▶ [Task details]: Below is a block of records; return all of them exactly, but without the images.

----- Items

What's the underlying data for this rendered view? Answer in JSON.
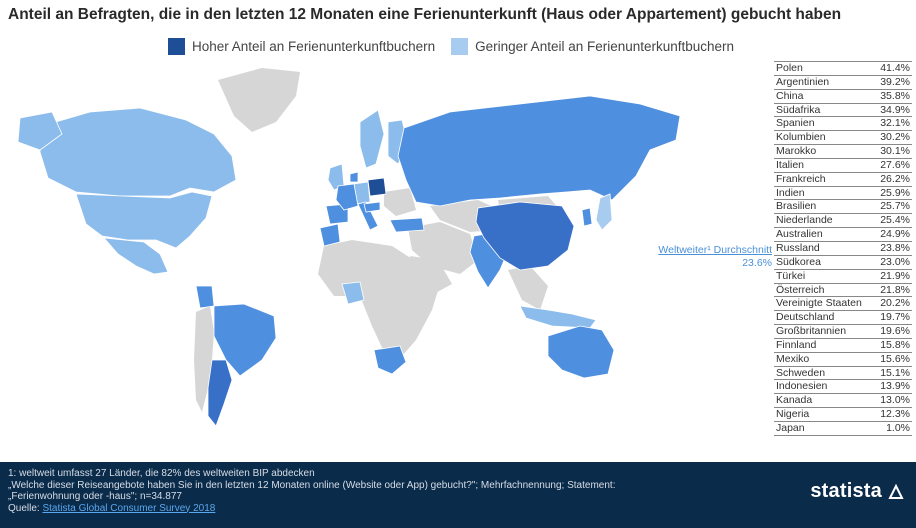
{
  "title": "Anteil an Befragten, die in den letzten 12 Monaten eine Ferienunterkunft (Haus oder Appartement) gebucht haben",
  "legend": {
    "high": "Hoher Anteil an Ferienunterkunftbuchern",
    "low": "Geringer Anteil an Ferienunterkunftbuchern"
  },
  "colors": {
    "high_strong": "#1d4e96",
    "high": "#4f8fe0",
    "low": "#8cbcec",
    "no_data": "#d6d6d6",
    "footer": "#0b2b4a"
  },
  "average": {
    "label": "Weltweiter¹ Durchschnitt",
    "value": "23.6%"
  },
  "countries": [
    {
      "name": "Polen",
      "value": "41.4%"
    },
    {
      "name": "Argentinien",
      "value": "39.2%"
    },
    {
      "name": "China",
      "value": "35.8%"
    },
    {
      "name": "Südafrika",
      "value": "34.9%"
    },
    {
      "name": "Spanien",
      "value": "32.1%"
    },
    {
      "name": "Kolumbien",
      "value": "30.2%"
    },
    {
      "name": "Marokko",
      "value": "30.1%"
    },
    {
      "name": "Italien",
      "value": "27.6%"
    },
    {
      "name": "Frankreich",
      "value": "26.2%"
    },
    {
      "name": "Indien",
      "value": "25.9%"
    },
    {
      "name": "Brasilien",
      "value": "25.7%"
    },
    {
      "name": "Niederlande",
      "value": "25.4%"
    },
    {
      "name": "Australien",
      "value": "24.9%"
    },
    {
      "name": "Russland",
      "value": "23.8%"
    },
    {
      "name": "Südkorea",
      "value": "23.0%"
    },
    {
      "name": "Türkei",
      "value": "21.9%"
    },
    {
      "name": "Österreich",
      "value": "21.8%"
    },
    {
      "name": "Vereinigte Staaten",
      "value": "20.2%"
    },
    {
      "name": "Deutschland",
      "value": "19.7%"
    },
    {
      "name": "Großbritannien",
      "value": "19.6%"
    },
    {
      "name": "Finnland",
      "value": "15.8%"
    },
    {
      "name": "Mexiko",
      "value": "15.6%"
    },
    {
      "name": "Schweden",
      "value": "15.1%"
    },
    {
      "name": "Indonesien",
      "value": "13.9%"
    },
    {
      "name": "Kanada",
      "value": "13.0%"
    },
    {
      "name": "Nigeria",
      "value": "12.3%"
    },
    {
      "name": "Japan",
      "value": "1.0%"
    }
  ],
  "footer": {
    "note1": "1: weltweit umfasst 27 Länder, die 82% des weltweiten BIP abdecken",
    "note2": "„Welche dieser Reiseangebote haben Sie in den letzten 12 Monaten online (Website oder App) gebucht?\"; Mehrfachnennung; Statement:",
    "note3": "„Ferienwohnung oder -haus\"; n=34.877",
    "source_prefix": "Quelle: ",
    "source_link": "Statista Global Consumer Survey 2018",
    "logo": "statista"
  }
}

----------

▶ [Result of the task]:
What's the underlying data for this rendered view? Answer in JSON.
{
  "title": "Anteil an Befragten, die in den letzten 12 Monaten eine Ferienunterkunft (Haus oder Appartement) gebucht haben",
  "legend": {
    "high": "Hoher Anteil an Ferienunterkunftbuchern",
    "low": "Geringer Anteil an Ferienunterkunftbuchern"
  },
  "colors": {
    "high_strong": "#1d4e96",
    "high": "#4f8fe0",
    "low": "#8cbcec",
    "no_data": "#d6d6d6",
    "footer": "#0b2b4a"
  },
  "average": {
    "label": "Weltweiter¹ Durchschnitt",
    "value": "23.6%"
  },
  "countries": [
    {
      "name": "Polen",
      "value": "41.4%"
    },
    {
      "name": "Argentinien",
      "value": "39.2%"
    },
    {
      "name": "China",
      "value": "35.8%"
    },
    {
      "name": "Südafrika",
      "value": "34.9%"
    },
    {
      "name": "Spanien",
      "value": "32.1%"
    },
    {
      "name": "Kolumbien",
      "value": "30.2%"
    },
    {
      "name": "Marokko",
      "value": "30.1%"
    },
    {
      "name": "Italien",
      "value": "27.6%"
    },
    {
      "name": "Frankreich",
      "value": "26.2%"
    },
    {
      "name": "Indien",
      "value": "25.9%"
    },
    {
      "name": "Brasilien",
      "value": "25.7%"
    },
    {
      "name": "Niederlande",
      "value": "25.4%"
    },
    {
      "name": "Australien",
      "value": "24.9%"
    },
    {
      "name": "Russland",
      "value": "23.8%"
    },
    {
      "name": "Südkorea",
      "value": "23.0%"
    },
    {
      "name": "Türkei",
      "value": "21.9%"
    },
    {
      "name": "Österreich",
      "value": "21.8%"
    },
    {
      "name": "Vereinigte Staaten",
      "value": "20.2%"
    },
    {
      "name": "Deutschland",
      "value": "19.7%"
    },
    {
      "name": "Großbritannien",
      "value": "19.6%"
    },
    {
      "name": "Finnland",
      "value": "15.8%"
    },
    {
      "name": "Mexiko",
      "value": "15.6%"
    },
    {
      "name": "Schweden",
      "value": "15.1%"
    },
    {
      "name": "Indonesien",
      "value": "13.9%"
    },
    {
      "name": "Kanada",
      "value": "13.0%"
    },
    {
      "name": "Nigeria",
      "value": "12.3%"
    },
    {
      "name": "Japan",
      "value": "1.0%"
    }
  ],
  "footer": {
    "note1": "1: weltweit umfasst 27 Länder, die 82% des weltweiten BIP abdecken",
    "note2": "„Welche dieser Reiseangebote haben Sie in den letzten 12 Monaten online (Website oder App) gebucht?\"; Mehrfachnennung; Statement:",
    "note3": "„Ferienwohnung oder -haus\"; n=34.877",
    "source_prefix": "Quelle: ",
    "source_link": "Statista Global Consumer Survey 2018",
    "logo": "statista"
  }
}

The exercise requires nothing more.